**Что сделать**
• 1. Какие приметы традиционной и архаичной России, связанные с «русским медведем», перечислены в тексте о медведе как политическом символе?
• 2. Почему медведя все слушаются в русских сказках, по тексту о медведе как политическом символе? Ответьте в одном–трех предложениях.
• 3. Ответьте на вопросы по тексту о медведе как политическом символе:
(a) В каком году, по словам Лисовского, политологи провели исследование архетипов массового сознания?
(b) Кому сначала предложили войти в образ медведя?
(c) С каким блоком объединилось «Единство» в 2003 году?

**Страница**
========

Во-вторых, в качестве национального символа он включается в процессы создания постсоветской идентичности, предполагающие противопоставление и советскому периоду, и Западу. Заметим, что в поисках альтернативной национальной символики постсоветской России использовались и образы других представителей отечественной фауны; особенно любопытен «русский волк», не связанный, подобно «русскому медведю», с традиционной и архаичной Россией, с ее водкой, икрой, матрешкой, широкой русской душой. «Русский волк» должен стать символом «новых новых русских», «русских эпохи Путина»[20].
В-третьих, брендинг медведя стал задачей политической пропаганды «партии власти». Появившись на логотипе Межрегионального движения «Единство» (Медведь) накануне парламентских выборов 1999 года, он перекочевал и на символику «Единой России», образовавшейся в результате объединения «Единства» с блоком «Отечество — Вся Россия» в 2003-м.
Само появление «медвежьего» символа на политическом олимпе, как следует из рассказа таких информированных политтехнологов, как Сергей Лисовский и Владимир Евстафьев, стало, скорее, случайностью. Лисовский сообщает, что еще в 1998 году политологами было проведено исследование архетипов массового сознания, отраженных в русских народных сказках. Респондентам предлагалось соотнести образы политических деятелей России с образами животных, которыми сказки изобилуют. Обычно царем леса в русских сказках считается медведь: зверь не всегда добрый, но справедливый, поэтому его в сказках все слушаются. Вначале в образ медведя было предложено войти Юрию Лужкову, а после того, как он отказался, разработка попала в руки тех, кто создавал «партию власти». Они решили ею воспользоваться и создали царя-медведя в виде политической партии «Медведь»[21].
В ходе кампании 1999 года символ «медведя» был воплощен в слогане «Кто в лесу хозяин?»; в серии рекламных мультипликационных роликов, представлявших вариации на тему русских сказок с участием медведя; в плакате «С волками жить — по-волчьи выть», изображавшем большого медведя, дающего пинка маленькому противному волку[22].

========

**Представленные данные**
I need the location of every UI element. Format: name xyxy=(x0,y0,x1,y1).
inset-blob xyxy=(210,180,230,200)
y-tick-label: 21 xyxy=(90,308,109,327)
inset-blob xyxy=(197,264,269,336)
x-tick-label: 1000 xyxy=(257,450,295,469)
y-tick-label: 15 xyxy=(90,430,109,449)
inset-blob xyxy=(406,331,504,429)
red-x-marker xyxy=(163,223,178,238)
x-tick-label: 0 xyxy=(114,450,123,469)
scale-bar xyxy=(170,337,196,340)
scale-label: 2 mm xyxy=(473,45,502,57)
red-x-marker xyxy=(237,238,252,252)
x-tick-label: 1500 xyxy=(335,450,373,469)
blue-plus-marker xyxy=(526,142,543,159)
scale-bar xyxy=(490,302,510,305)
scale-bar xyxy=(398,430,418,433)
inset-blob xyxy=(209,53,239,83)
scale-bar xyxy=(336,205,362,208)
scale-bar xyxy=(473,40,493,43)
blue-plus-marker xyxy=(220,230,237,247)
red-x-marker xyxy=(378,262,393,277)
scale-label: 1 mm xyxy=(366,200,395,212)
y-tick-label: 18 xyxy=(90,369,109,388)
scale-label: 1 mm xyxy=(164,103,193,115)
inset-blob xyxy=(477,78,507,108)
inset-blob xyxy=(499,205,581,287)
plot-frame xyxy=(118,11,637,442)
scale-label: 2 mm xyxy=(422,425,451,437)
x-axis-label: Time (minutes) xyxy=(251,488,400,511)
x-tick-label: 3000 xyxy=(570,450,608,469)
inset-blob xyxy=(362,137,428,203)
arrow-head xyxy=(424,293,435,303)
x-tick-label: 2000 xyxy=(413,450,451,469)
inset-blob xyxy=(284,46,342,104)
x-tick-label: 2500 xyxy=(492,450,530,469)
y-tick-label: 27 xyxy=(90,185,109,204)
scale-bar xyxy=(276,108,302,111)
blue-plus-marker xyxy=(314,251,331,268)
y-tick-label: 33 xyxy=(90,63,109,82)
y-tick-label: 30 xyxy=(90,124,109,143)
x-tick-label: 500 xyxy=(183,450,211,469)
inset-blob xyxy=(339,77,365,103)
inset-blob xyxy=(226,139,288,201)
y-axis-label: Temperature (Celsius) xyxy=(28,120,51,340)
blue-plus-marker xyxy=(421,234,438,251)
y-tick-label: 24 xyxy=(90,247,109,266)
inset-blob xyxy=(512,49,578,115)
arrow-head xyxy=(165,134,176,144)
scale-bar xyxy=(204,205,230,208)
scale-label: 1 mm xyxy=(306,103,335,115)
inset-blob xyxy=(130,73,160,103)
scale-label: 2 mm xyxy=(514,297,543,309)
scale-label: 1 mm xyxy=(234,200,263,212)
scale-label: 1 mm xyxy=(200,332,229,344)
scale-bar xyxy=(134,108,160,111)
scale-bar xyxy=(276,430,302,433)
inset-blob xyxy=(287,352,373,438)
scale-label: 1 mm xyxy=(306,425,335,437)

========

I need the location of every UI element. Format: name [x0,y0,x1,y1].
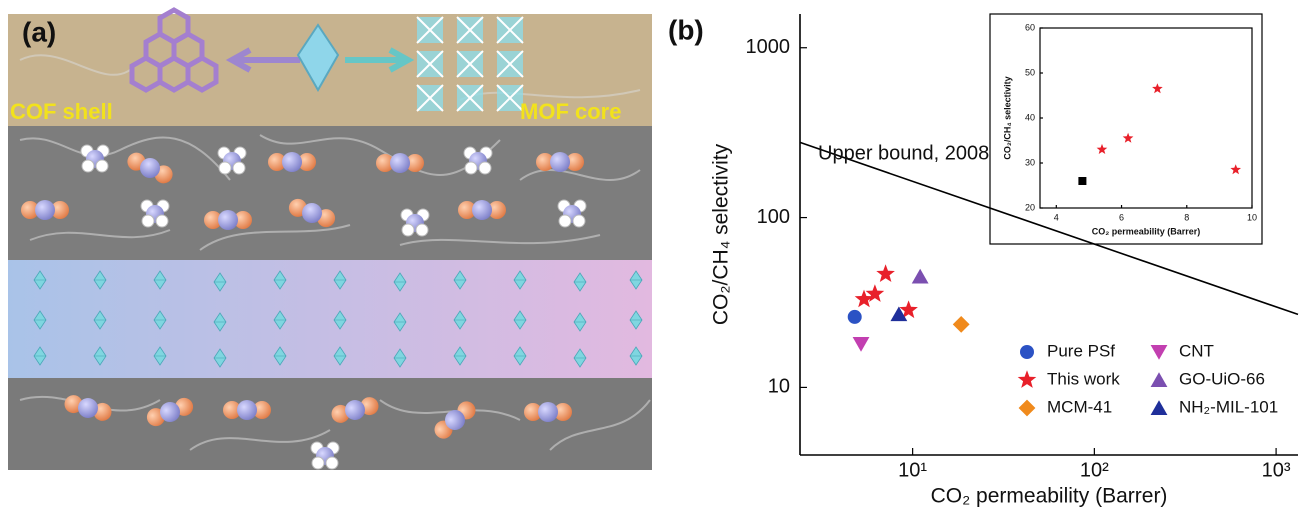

========

**Ответы к заданиям**
• 1. Водка, икра, матрешка, широкая русская душа.

• 2. В русских сказках медведь обычно считается царем леса. Он зверь не всегда добрый, но справедливый, поэтому его все слушаются.

• 3.
(a) В 1998 году.
(b) Юрию Лужкову.
(c) С блоком «Отечество — Вся Россия».